| Aim |
Using the material below, copy every line where "values" appears.

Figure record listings
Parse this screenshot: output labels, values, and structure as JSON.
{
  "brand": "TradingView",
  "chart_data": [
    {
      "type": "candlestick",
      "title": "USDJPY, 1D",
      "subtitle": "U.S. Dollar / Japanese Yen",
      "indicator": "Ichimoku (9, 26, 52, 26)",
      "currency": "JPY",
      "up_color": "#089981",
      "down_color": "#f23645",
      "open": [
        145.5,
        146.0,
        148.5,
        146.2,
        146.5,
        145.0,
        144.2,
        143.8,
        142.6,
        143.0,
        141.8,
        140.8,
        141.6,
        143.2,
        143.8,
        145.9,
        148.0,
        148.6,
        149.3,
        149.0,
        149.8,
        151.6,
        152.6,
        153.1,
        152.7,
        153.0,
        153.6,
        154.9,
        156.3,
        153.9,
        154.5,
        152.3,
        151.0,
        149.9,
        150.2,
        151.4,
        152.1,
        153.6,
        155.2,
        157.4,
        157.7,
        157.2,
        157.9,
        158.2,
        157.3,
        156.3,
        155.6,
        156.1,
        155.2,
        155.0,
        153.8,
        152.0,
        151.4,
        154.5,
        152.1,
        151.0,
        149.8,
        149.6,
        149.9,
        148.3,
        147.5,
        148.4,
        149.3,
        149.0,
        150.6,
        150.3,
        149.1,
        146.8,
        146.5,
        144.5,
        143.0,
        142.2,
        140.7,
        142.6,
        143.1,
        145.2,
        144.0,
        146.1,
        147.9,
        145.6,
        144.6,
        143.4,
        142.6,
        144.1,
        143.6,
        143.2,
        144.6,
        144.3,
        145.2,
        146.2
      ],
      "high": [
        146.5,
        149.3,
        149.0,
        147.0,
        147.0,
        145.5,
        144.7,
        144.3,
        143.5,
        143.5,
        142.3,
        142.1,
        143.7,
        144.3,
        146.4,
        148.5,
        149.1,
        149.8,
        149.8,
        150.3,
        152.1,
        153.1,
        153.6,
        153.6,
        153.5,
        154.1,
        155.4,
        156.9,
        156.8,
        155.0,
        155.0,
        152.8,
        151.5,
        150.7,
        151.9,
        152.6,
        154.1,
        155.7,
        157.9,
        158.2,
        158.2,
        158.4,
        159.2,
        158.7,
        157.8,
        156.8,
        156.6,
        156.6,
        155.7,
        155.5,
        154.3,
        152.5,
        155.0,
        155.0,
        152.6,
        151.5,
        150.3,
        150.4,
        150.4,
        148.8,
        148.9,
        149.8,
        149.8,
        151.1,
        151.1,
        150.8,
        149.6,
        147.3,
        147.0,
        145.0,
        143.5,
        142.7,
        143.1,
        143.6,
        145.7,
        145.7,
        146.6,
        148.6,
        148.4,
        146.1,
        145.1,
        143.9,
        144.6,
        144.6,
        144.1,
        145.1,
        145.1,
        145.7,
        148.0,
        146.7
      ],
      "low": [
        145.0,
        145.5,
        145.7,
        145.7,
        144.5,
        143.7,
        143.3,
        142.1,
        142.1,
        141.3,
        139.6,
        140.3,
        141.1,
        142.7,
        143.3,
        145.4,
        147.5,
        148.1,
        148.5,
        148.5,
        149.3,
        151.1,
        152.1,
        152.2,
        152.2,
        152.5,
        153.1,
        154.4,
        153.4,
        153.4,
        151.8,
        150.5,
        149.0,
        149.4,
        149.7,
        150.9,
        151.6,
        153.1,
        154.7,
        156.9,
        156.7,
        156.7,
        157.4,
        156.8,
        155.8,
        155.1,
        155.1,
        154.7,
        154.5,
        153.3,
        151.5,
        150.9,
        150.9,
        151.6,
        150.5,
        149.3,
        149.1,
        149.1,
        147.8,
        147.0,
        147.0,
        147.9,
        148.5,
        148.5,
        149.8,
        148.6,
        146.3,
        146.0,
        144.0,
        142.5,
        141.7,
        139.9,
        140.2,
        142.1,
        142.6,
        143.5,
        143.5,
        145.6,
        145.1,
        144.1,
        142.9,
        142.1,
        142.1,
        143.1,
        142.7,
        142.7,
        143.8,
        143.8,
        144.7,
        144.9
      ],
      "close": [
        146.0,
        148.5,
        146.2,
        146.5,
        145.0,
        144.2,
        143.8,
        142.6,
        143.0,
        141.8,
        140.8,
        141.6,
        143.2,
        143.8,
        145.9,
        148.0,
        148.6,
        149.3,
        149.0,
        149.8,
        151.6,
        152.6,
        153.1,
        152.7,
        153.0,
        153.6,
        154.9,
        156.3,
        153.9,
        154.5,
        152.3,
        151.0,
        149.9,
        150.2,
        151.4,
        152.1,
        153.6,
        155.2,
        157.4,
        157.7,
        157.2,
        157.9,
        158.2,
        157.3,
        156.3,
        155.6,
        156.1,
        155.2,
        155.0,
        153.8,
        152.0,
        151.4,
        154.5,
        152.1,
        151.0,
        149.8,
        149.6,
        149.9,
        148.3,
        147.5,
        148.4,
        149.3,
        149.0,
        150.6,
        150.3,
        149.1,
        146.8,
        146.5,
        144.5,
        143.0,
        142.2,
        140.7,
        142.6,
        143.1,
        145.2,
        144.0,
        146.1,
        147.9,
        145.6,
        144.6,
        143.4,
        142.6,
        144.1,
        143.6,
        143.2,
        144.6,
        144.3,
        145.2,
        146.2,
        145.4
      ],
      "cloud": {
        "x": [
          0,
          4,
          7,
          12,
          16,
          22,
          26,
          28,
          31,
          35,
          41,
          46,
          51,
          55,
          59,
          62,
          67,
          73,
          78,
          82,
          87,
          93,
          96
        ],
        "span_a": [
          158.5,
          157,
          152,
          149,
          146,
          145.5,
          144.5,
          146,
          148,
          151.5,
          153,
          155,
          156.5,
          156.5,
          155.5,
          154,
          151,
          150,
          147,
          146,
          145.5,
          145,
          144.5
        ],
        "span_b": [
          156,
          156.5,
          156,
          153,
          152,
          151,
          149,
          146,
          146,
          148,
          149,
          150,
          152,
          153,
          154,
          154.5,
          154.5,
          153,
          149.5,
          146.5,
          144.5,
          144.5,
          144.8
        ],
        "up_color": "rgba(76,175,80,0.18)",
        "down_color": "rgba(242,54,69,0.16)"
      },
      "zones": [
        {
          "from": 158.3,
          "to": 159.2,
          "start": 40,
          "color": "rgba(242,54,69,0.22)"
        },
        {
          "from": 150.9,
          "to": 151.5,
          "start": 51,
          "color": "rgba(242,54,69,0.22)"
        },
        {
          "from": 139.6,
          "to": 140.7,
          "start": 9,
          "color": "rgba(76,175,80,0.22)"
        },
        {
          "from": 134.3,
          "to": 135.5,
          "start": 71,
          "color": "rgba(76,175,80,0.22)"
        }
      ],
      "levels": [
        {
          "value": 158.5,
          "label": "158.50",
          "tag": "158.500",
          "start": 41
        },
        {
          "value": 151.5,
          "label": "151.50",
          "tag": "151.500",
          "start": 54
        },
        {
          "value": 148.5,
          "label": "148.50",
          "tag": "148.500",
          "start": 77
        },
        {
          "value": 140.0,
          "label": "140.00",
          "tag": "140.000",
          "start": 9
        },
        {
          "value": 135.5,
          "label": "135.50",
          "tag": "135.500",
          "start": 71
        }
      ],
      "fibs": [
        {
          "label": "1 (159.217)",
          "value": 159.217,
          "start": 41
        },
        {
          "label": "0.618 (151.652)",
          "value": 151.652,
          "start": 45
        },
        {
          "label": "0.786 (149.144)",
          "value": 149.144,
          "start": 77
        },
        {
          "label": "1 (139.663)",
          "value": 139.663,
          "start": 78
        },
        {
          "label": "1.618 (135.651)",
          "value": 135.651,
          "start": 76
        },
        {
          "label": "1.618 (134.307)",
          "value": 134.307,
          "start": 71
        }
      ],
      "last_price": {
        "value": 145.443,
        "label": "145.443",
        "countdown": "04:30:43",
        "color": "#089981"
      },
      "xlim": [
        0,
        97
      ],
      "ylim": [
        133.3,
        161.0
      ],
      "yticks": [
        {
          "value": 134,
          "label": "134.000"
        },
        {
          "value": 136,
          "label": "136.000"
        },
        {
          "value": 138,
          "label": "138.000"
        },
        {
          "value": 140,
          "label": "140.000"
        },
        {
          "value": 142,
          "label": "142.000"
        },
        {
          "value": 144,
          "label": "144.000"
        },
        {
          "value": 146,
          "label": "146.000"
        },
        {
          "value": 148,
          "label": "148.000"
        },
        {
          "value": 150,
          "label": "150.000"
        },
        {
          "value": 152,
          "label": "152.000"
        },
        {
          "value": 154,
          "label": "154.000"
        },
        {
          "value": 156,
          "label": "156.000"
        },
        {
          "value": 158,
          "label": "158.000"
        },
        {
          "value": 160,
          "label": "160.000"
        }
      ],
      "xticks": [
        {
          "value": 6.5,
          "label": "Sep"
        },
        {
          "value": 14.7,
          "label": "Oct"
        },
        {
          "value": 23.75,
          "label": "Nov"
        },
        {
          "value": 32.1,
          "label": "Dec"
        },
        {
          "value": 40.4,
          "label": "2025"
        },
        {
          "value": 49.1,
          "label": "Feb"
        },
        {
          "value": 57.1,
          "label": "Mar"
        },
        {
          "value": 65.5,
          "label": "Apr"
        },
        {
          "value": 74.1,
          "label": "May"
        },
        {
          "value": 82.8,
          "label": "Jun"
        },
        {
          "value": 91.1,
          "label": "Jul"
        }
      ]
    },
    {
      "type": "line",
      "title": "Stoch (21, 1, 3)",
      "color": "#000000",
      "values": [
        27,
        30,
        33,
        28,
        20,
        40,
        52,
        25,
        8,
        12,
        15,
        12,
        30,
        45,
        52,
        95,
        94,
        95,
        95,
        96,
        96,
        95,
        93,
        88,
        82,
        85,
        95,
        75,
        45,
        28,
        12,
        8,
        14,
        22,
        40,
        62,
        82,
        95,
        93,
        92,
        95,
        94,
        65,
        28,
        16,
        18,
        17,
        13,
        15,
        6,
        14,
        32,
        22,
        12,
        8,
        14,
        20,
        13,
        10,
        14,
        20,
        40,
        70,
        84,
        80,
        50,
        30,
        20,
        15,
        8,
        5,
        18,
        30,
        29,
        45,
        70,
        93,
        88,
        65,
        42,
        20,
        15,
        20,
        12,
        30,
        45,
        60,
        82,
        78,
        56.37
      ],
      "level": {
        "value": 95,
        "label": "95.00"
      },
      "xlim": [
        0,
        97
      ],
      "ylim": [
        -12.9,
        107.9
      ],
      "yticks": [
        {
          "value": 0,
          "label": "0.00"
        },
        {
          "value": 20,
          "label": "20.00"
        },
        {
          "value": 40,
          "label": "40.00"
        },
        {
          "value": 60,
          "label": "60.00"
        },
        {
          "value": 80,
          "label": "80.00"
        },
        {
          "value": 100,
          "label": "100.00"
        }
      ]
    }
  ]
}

| Exercise response |
Parse this screenshot: output labels, values, and structure as JSON.
      "values": [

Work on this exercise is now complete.